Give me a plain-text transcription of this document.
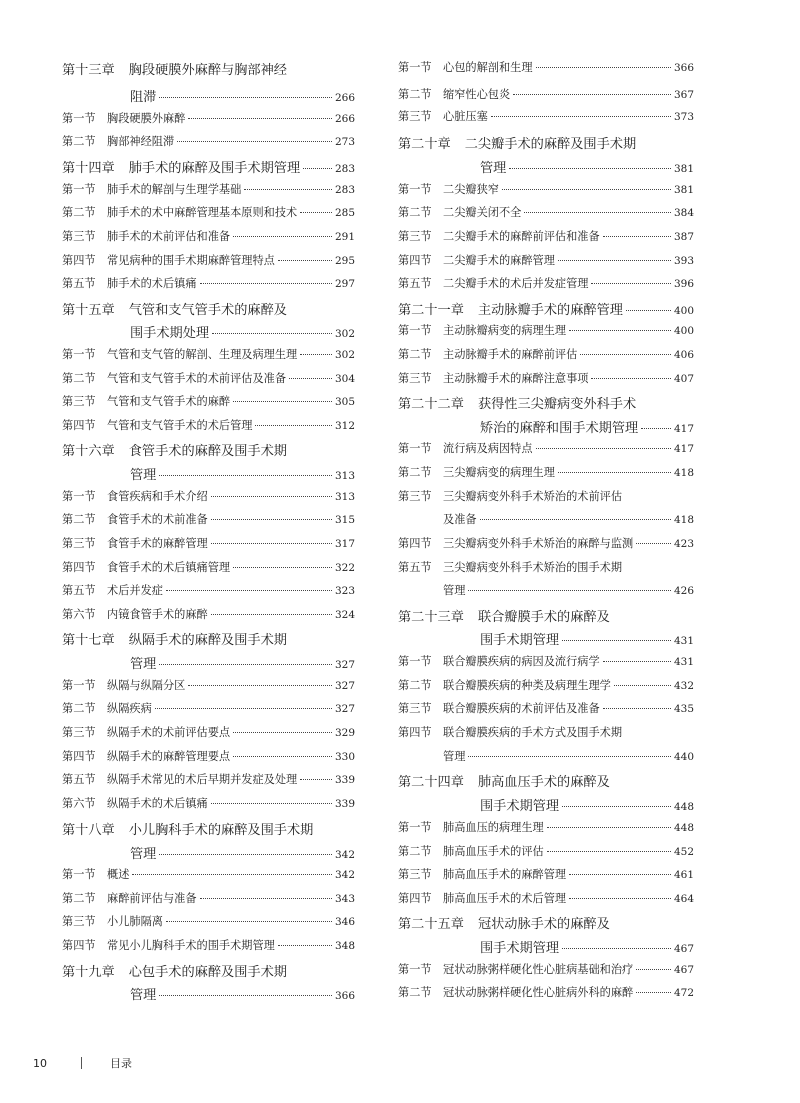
第十三章 胸段硬膜外麻醉与胸部神经
阻滞	266
第一节	胸段硬膜外麻醉	266
第二节	胸部神经阻滞	273
第十四章 肺手术的麻醉及围手术期管理	283
第一节	肺手术的解剖与生理学基础	283
第二节	肺手术的术中麻醉管理基本原则和技术	285
第三节	肺手术的术前评估和准备	291
第四节	常见病种的围手术期麻醉管理特点	295
第五节	肺手术的术后镇痛	297
第十五章 气管和支气管手术的麻醉及
围手术期处理	302
第一节	气管和支气管的解剖、生理及病理生理	302
第二节	气管和支气管手术的术前评估及准备	304
第三节	气管和支气管手术的麻醉	305
第四节	气管和支气管手术的术后管理	312
第十六章 食管手术的麻醉及围手术期
管理	313
第一节	食管疾病和手术介绍	313
第二节	食管手术的术前准备	315
第三节	食管手术的麻醉管理	317
第四节	食管手术的术后镇痛管理	322
第五节	术后并发症	323
第六节	内镜食管手术的麻醉	324
第十七章 纵隔手术的麻醉及围手术期
管理	327
第一节	纵隔与纵隔分区	327
第二节	纵隔疾病	327
第三节	纵隔手术的术前评估要点	329
第四节	纵隔手术的麻醉管理要点	330
第五节	纵隔手术常见的术后早期并发症及处理	339
第六节	纵隔手术的术后镇痛	339
第十八章 小儿胸科手术的麻醉及围手术期
管理	342
第一节	概述	342
第二节	麻醉前评估与准备	343
第三节	小儿肺隔离	346
第四节	常见小儿胸科手术的围手术期管理	348
第十九章 心包手术的麻醉及围手术期
管理	366
第一节	心包的解剖和生理	366
第二节	缩窄性心包炎	367
第三节	心脏压塞	373
第二十章 二尖瓣手术的麻醉及围手术期
管理	381
第一节	二尖瓣狭窄	381
第二节	二尖瓣关闭不全	384
第三节	二尖瓣手术的麻醉前评估和准备	387
第四节	二尖瓣手术的麻醉管理	393
第五节	二尖瓣手术的术后并发症管理	396
第二十一章 主动脉瓣手术的麻醉管理	400
第一节	主动脉瓣病变的病理生理	400
第二节	主动脉瓣手术的麻醉前评估	406
第三节	主动脉瓣手术的麻醉注意事项	407
第二十二章 获得性三尖瓣病变外科手术
矫治的麻醉和围手术期管理	417
第一节	流行病及病因特点	417
第二节	三尖瓣病变的病理生理	418
第三节	三尖瓣病变外科手术矫治的术前评估
及准备	418
第四节	三尖瓣病变外科手术矫治的麻醉与监测	423
第五节	三尖瓣病变外科手术矫治的围手术期
管理	426
第二十三章 联合瓣膜手术的麻醉及
围手术期管理	431
第一节	联合瓣膜疾病的病因及流行病学	431
第二节	联合瓣膜疾病的种类及病理生理学	432
第三节	联合瓣膜疾病的术前评估及准备	435
第四节	联合瓣膜疾病的手术方式及围手术期
管理	440
第二十四章 肺高血压手术的麻醉及
围手术期管理	448
第一节	肺高血压的病理生理	448
第二节	肺高血压手术的评估	452
第三节	肺高血压手术的麻醉管理	461
第四节	肺高血压手术的术后管理	464
第二十五章 冠状动脉手术的麻醉及
围手术期管理	467
第一节	冠状动脉粥样硬化性心脏病基础和治疗	467
第二节	冠状动脉粥样硬化性心脏病外科的麻醉	472
10	目录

§ AIM
Leave the images out and output the remaining material exactly as it stands.

§ FINAL RESULT
Give me a plain-text transcription of this document.
第十三章 胸段硬膜外麻醉与胸部神经
阻滞	266
第一节	胸段硬膜外麻醉	266
第二节	胸部神经阻滞	273
第十四章 肺手术的麻醉及围手术期管理	283
第一节	肺手术的解剖与生理学基础	283
第二节	肺手术的术中麻醉管理基本原则和技术	285
第三节	肺手术的术前评估和准备	291
第四节	常见病种的围手术期麻醉管理特点	295
第五节	肺手术的术后镇痛	297
第十五章 气管和支气管手术的麻醉及
围手术期处理	302
第一节	气管和支气管的解剖、生理及病理生理	302
第二节	气管和支气管手术的术前评估及准备	304
第三节	气管和支气管手术的麻醉	305
第四节	气管和支气管手术的术后管理	312
第十六章 食管手术的麻醉及围手术期
管理	313
第一节	食管疾病和手术介绍	313
第二节	食管手术的术前准备	315
第三节	食管手术的麻醉管理	317
第四节	食管手术的术后镇痛管理	322
第五节	术后并发症	323
第六节	内镜食管手术的麻醉	324
第十七章 纵隔手术的麻醉及围手术期
管理	327
第一节	纵隔与纵隔分区	327
第二节	纵隔疾病	327
第三节	纵隔手术的术前评估要点	329
第四节	纵隔手术的麻醉管理要点	330
第五节	纵隔手术常见的术后早期并发症及处理	339
第六节	纵隔手术的术后镇痛	339
第十八章 小儿胸科手术的麻醉及围手术期
管理	342
第一节	概述	342
第二节	麻醉前评估与准备	343
第三节	小儿肺隔离	346
第四节	常见小儿胸科手术的围手术期管理	348
第十九章 心包手术的麻醉及围手术期
管理	366
第一节	心包的解剖和生理	366
第二节	缩窄性心包炎	367
第三节	心脏压塞	373
第二十章 二尖瓣手术的麻醉及围手术期
管理	381
第一节	二尖瓣狭窄	381
第二节	二尖瓣关闭不全	384
第三节	二尖瓣手术的麻醉前评估和准备	387
第四节	二尖瓣手术的麻醉管理	393
第五节	二尖瓣手术的术后并发症管理	396
第二十一章 主动脉瓣手术的麻醉管理	400
第一节	主动脉瓣病变的病理生理	400
第二节	主动脉瓣手术的麻醉前评估	406
第三节	主动脉瓣手术的麻醉注意事项	407
第二十二章 获得性三尖瓣病变外科手术
矫治的麻醉和围手术期管理	417
第一节	流行病及病因特点	417
第二节	三尖瓣病变的病理生理	418
第三节	三尖瓣病变外科手术矫治的术前评估
及准备	418
第四节	三尖瓣病变外科手术矫治的麻醉与监测	423
第五节	三尖瓣病变外科手术矫治的围手术期
管理	426
第二十三章 联合瓣膜手术的麻醉及
围手术期管理	431
第一节	联合瓣膜疾病的病因及流行病学	431
第二节	联合瓣膜疾病的种类及病理生理学	432
第三节	联合瓣膜疾病的术前评估及准备	435
第四节	联合瓣膜疾病的手术方式及围手术期
管理	440
第二十四章 肺高血压手术的麻醉及
围手术期管理	448
第一节	肺高血压的病理生理	448
第二节	肺高血压手术的评估	452
第三节	肺高血压手术的麻醉管理	461
第四节	肺高血压手术的术后管理	464
第二十五章 冠状动脉手术的麻醉及
围手术期管理	467
第一节	冠状动脉粥样硬化性心脏病基础和治疗	467
第二节	冠状动脉粥样硬化性心脏病外科的麻醉	472
10	目录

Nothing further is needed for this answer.